Exercise goal >> Which lines below hold the word "Vorstands"? Report each one.
□ □ □
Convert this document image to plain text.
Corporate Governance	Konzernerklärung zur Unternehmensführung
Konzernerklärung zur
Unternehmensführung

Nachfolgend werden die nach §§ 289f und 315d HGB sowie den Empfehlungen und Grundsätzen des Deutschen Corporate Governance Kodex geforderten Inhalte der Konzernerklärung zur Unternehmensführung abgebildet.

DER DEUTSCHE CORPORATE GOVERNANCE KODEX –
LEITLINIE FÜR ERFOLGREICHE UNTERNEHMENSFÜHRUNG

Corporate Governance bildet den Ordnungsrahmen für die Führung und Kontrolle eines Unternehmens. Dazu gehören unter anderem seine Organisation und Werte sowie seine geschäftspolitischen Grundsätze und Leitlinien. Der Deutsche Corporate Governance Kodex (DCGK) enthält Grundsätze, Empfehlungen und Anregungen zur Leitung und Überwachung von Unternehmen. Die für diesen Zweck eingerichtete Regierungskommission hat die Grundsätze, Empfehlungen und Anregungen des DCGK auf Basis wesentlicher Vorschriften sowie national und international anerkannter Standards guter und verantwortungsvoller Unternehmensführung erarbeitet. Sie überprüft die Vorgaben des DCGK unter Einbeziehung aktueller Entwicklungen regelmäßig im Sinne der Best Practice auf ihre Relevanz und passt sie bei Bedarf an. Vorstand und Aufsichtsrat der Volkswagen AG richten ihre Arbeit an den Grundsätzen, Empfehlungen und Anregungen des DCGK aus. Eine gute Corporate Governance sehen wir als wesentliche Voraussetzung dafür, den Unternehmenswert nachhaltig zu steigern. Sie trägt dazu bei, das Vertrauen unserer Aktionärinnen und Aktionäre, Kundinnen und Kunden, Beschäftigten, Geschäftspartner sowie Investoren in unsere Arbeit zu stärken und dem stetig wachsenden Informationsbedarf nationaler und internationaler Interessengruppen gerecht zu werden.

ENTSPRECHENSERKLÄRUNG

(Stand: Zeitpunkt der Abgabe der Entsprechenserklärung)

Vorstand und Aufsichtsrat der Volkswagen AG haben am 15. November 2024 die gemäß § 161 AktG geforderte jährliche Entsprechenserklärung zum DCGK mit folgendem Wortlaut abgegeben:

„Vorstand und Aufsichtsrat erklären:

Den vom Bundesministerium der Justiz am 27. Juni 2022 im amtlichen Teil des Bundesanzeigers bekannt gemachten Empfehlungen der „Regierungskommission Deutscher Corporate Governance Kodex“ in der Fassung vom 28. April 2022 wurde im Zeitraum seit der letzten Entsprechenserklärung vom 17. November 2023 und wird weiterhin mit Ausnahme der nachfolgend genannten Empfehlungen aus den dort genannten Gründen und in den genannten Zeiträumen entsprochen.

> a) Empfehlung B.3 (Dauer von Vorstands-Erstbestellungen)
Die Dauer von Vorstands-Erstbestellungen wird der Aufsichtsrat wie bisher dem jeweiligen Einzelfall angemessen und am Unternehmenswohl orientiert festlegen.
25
□ □ □
Worked solution >>
> a) Empfehlung B.3 (Dauer von Vorstands-Erstbestellungen)
Die Dauer von Vorstands-Erstbestellungen wird der Aufsichtsrat wie bisher dem jeweiligen Einzelfall angemessen und am Unternehmenswohl orientiert festlegen.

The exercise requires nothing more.